◆ **TASK PROMPT**
Word for word, set down the records and skip each picture.

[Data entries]
####################

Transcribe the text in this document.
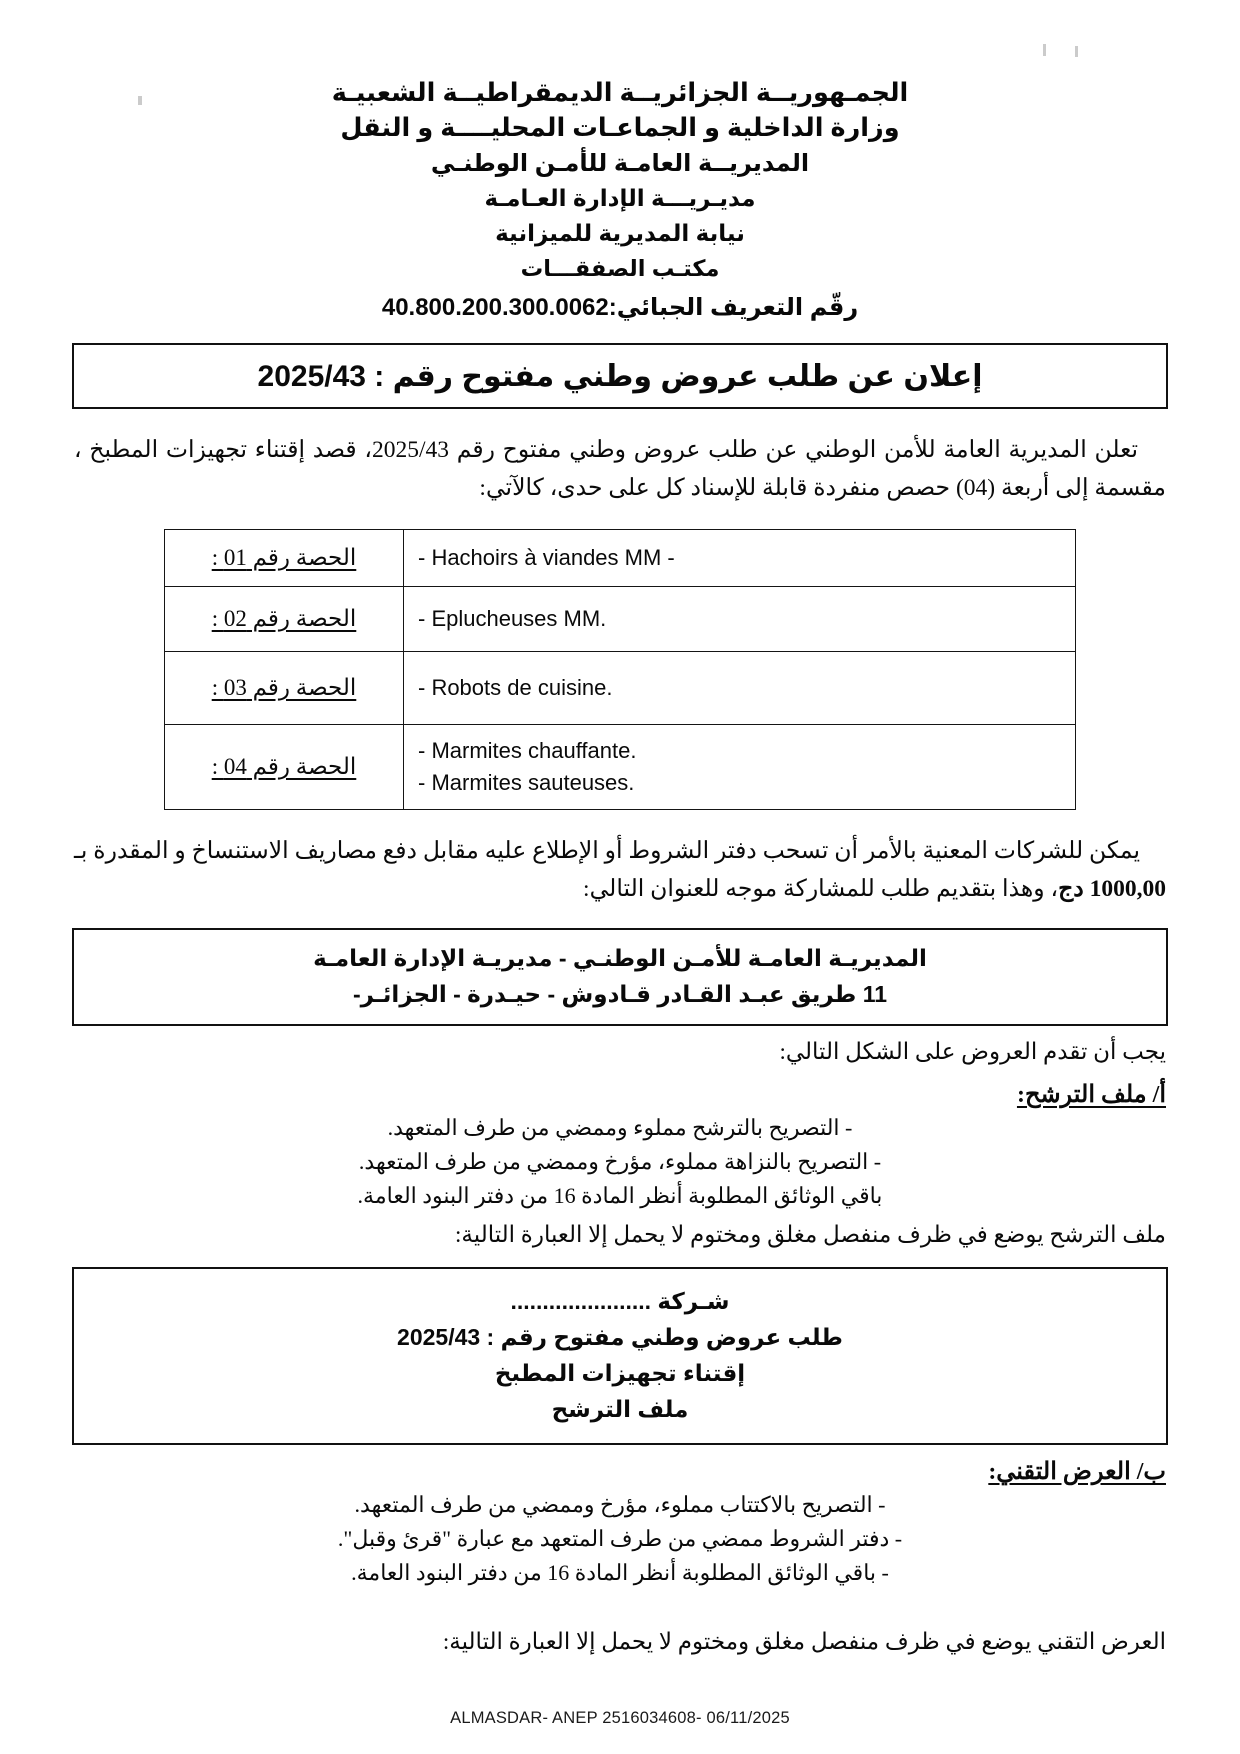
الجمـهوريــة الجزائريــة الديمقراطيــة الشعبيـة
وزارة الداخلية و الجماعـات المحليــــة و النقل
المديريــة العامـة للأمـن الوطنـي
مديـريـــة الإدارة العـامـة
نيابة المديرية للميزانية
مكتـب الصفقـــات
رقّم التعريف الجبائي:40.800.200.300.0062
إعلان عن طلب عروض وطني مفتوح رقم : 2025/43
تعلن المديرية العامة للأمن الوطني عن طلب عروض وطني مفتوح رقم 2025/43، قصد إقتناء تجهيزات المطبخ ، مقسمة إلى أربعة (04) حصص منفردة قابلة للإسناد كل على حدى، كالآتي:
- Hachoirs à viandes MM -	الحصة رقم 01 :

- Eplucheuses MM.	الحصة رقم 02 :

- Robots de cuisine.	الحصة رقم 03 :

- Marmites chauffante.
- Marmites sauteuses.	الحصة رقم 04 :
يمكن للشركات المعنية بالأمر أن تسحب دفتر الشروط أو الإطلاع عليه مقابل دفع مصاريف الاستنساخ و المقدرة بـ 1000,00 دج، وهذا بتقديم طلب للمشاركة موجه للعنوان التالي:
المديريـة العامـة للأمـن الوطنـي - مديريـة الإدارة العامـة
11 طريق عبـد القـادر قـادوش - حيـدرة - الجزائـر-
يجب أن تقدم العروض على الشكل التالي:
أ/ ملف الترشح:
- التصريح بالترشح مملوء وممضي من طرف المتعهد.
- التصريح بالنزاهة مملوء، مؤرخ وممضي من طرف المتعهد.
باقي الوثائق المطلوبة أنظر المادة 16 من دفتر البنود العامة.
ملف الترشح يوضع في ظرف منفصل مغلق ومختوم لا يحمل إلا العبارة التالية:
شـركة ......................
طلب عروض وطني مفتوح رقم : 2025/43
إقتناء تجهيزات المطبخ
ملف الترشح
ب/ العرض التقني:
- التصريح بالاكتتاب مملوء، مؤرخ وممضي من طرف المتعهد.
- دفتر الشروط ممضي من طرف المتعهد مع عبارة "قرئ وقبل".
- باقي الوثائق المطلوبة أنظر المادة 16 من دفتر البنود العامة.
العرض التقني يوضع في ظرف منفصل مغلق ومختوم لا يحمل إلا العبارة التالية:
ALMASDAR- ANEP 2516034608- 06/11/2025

####################

◆ **FULL OUTPUT**
Transcribe the text in this document.
الجمـهوريــة الجزائريــة الديمقراطيــة الشعبيـة
وزارة الداخلية و الجماعـات المحليــــة و النقل
المديريــة العامـة للأمـن الوطنـي
مديـريـــة الإدارة العـامـة
نيابة المديرية للميزانية
مكتـب الصفقـــات
رقّم التعريف الجبائي:40.800.200.300.0062
إعلان عن طلب عروض وطني مفتوح رقم : 2025/43
تعلن المديرية العامة للأمن الوطني عن طلب عروض وطني مفتوح رقم 2025/43، قصد إقتناء تجهيزات المطبخ ، مقسمة إلى أربعة (04) حصص منفردة قابلة للإسناد كل على حدى، كالآتي:
- Hachoirs à viandes MM -	الحصة رقم 01 :

- Eplucheuses MM.	الحصة رقم 02 :

- Robots de cuisine.	الحصة رقم 03 :

- Marmites chauffante.
- Marmites sauteuses.	الحصة رقم 04 :
يمكن للشركات المعنية بالأمر أن تسحب دفتر الشروط أو الإطلاع عليه مقابل دفع مصاريف الاستنساخ و المقدرة بـ 1000,00 دج، وهذا بتقديم طلب للمشاركة موجه للعنوان التالي:
المديريـة العامـة للأمـن الوطنـي - مديريـة الإدارة العامـة
11 طريق عبـد القـادر قـادوش - حيـدرة - الجزائـر-
يجب أن تقدم العروض على الشكل التالي:
أ/ ملف الترشح:
- التصريح بالترشح مملوء وممضي من طرف المتعهد.
- التصريح بالنزاهة مملوء، مؤرخ وممضي من طرف المتعهد.
باقي الوثائق المطلوبة أنظر المادة 16 من دفتر البنود العامة.
ملف الترشح يوضع في ظرف منفصل مغلق ومختوم لا يحمل إلا العبارة التالية:
شـركة ......................
طلب عروض وطني مفتوح رقم : 2025/43
إقتناء تجهيزات المطبخ
ملف الترشح
ب/ العرض التقني:
- التصريح بالاكتتاب مملوء، مؤرخ وممضي من طرف المتعهد.
- دفتر الشروط ممضي من طرف المتعهد مع عبارة "قرئ وقبل".
- باقي الوثائق المطلوبة أنظر المادة 16 من دفتر البنود العامة.
العرض التقني يوضع في ظرف منفصل مغلق ومختوم لا يحمل إلا العبارة التالية:
ALMASDAR- ANEP 2516034608- 06/11/2025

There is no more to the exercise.